::: Records for the exercise

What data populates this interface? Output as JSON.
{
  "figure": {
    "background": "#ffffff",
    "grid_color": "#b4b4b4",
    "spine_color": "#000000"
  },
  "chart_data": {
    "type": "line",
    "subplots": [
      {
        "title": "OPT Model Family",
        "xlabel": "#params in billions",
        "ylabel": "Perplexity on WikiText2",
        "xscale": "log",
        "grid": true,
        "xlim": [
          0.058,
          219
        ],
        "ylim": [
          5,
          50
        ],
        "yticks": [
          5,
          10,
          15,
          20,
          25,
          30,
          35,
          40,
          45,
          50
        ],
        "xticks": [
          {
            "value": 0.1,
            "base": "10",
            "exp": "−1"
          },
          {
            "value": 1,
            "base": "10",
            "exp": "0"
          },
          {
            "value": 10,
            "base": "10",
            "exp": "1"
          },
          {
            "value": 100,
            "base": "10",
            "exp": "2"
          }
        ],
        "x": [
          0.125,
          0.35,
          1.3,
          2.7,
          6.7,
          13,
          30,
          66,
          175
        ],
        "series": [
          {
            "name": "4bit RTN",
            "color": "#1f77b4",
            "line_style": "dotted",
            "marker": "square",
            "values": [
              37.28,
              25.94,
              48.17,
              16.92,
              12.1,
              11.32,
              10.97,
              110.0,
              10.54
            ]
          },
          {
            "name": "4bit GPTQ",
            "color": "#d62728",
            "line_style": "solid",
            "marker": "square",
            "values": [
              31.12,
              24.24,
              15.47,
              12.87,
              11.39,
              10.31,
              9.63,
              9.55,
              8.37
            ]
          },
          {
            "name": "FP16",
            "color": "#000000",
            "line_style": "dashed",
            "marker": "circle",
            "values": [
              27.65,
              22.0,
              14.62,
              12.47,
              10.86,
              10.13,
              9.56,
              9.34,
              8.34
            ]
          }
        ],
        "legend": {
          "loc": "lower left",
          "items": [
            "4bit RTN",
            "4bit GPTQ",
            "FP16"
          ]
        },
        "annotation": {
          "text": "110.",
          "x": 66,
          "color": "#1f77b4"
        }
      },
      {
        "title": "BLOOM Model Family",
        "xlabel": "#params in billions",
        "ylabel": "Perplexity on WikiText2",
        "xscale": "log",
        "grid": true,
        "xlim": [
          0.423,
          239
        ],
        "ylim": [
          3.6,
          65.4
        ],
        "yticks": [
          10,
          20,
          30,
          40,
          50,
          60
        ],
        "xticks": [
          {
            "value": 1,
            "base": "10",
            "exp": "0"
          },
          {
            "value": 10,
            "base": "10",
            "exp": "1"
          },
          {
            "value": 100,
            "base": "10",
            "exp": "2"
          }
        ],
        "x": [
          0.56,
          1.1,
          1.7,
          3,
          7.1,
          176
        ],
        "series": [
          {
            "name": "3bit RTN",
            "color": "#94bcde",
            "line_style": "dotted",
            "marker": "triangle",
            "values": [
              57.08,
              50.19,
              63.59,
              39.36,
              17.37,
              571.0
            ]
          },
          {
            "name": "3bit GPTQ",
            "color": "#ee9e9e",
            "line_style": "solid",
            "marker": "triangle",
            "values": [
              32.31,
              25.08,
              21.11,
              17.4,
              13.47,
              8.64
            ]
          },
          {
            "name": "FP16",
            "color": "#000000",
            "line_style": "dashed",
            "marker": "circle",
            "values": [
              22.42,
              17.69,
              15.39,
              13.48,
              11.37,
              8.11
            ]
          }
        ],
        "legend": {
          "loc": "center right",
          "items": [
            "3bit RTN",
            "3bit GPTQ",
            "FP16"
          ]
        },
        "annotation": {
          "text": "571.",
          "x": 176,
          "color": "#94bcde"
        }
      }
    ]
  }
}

::::::

**Goal:** Retype the listing above in full, with no alterations.

**Exercise output:**
What data populates this interface? Output as JSON.
{
  "figure": {
    "background": "#ffffff",
    "grid_color": "#b4b4b4",
    "spine_color": "#000000"
  },
  "chart_data": {
    "type": "line",
    "subplots": [
      {
        "title": "OPT Model Family",
        "xlabel": "#params in billions",
        "ylabel": "Perplexity on WikiText2",
        "xscale": "log",
        "grid": true,
        "xlim": [
          0.058,
          219
        ],
        "ylim": [
          5,
          50
        ],
        "yticks": [
          5,
          10,
          15,
          20,
          25,
          30,
          35,
          40,
          45,
          50
        ],
        "xticks": [
          {
            "value": 0.1,
            "base": "10",
            "exp": "−1"
          },
          {
            "value": 1,
            "base": "10",
            "exp": "0"
          },
          {
            "value": 10,
            "base": "10",
            "exp": "1"
          },
          {
            "value": 100,
            "base": "10",
            "exp": "2"
          }
        ],
        "x": [
          0.125,
          0.35,
          1.3,
          2.7,
          6.7,
          13,
          30,
          66,
          175
        ],
        "series": [
          {
            "name": "4bit RTN",
            "color": "#1f77b4",
            "line_style": "dotted",
            "marker": "square",
            "values": [
              37.28,
              25.94,
              48.17,
              16.92,
              12.1,
              11.32,
              10.97,
              110.0,
              10.54
            ]
          },
          {
            "name": "4bit GPTQ",
            "color": "#d62728",
            "line_style": "solid",
            "marker": "square",
            "values": [
              31.12,
              24.24,
              15.47,
              12.87,
              11.39,
              10.31,
              9.63,
              9.55,
              8.37
            ]
          },
          {
            "name": "FP16",
            "color": "#000000",
            "line_style": "dashed",
            "marker": "circle",
            "values": [
              27.65,
              22.0,
              14.62,
              12.47,
              10.86,
              10.13,
              9.56,
              9.34,
              8.34
            ]
          }
        ],
        "legend": {
          "loc": "lower left",
          "items": [
            "4bit RTN",
            "4bit GPTQ",
            "FP16"
          ]
        },
        "annotation": {
          "text": "110.",
          "x": 66,
          "color": "#1f77b4"
        }
      },
      {
        "title": "BLOOM Model Family",
        "xlabel": "#params in billions",
        "ylabel": "Perplexity on WikiText2",
        "xscale": "log",
        "grid": true,
        "xlim": [
          0.423,
          239
        ],
        "ylim": [
          3.6,
          65.4
        ],
        "yticks": [
          10,
          20,
          30,
          40,
          50,
          60
        ],
        "xticks": [
          {
            "value": 1,
            "base": "10",
            "exp": "0"
          },
          {
            "value": 10,
            "base": "10",
            "exp": "1"
          },
          {
            "value": 100,
            "base": "10",
            "exp": "2"
          }
        ],
        "x": [
          0.56,
          1.1,
          1.7,
          3,
          7.1,
          176
        ],
        "series": [
          {
            "name": "3bit RTN",
            "color": "#94bcde",
            "line_style": "dotted",
            "marker": "triangle",
            "values": [
              57.08,
              50.19,
              63.59,
              39.36,
              17.37,
              571.0
            ]
          },
          {
            "name": "3bit GPTQ",
            "color": "#ee9e9e",
            "line_style": "solid",
            "marker": "triangle",
            "values": [
              32.31,
              25.08,
              21.11,
              17.4,
              13.47,
              8.64
            ]
          },
          {
            "name": "FP16",
            "color": "#000000",
            "line_style": "dashed",
            "marker": "circle",
            "values": [
              22.42,
              17.69,
              15.39,
              13.48,
              11.37,
              8.11
            ]
          }
        ],
        "legend": {
          "loc": "center right",
          "items": [
            "3bit RTN",
            "3bit GPTQ",
            "FP16"
          ]
        },
        "annotation": {
          "text": "571.",
          "x": 176,
          "color": "#94bcde"
        }
      }
    ]
  }
}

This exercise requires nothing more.